**Listing:**
□ □ □ □ □

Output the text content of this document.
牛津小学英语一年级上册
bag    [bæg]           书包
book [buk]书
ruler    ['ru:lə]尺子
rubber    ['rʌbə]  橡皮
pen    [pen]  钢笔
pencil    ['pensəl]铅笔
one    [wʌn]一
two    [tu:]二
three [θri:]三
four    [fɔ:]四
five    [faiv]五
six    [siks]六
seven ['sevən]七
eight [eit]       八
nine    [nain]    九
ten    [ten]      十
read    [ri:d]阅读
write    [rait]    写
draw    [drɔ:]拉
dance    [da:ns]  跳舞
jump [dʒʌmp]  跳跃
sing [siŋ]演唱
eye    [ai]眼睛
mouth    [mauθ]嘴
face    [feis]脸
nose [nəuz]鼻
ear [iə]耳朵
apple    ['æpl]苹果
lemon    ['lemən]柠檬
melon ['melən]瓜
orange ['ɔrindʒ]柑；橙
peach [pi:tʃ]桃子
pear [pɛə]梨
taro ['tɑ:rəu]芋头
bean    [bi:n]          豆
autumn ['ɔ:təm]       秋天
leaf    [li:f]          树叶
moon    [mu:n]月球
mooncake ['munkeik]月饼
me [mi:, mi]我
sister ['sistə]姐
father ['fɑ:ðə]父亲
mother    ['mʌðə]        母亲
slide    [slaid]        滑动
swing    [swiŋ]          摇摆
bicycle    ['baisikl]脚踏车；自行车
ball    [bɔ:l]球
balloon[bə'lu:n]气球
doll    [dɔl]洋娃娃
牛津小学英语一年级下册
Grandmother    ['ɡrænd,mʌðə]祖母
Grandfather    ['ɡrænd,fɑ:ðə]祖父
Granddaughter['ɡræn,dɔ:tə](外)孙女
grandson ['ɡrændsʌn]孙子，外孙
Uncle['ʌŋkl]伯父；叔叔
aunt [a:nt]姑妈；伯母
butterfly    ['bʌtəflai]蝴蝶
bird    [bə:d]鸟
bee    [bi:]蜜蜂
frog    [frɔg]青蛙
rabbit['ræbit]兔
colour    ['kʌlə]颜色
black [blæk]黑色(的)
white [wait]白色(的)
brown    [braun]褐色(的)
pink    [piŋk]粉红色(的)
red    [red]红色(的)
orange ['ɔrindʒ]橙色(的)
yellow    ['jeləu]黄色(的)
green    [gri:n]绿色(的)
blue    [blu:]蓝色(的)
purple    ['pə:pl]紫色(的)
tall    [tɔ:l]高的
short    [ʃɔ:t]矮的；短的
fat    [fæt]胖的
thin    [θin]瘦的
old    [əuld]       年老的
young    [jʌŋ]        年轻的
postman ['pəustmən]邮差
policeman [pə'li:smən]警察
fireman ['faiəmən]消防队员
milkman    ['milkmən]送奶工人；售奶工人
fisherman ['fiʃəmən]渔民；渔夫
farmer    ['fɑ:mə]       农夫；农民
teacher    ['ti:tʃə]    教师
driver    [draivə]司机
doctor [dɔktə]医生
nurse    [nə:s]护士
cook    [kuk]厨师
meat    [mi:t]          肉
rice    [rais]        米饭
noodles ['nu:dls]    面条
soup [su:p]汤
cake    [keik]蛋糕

□ □ □ □ □

**Aim of the task:** Which lines above contain the word "mʌðə"? Copy each of them.

**Exercise output:**
mother    ['mʌðə]        母亲
Grandmother    ['ɡrænd,mʌðə]祖母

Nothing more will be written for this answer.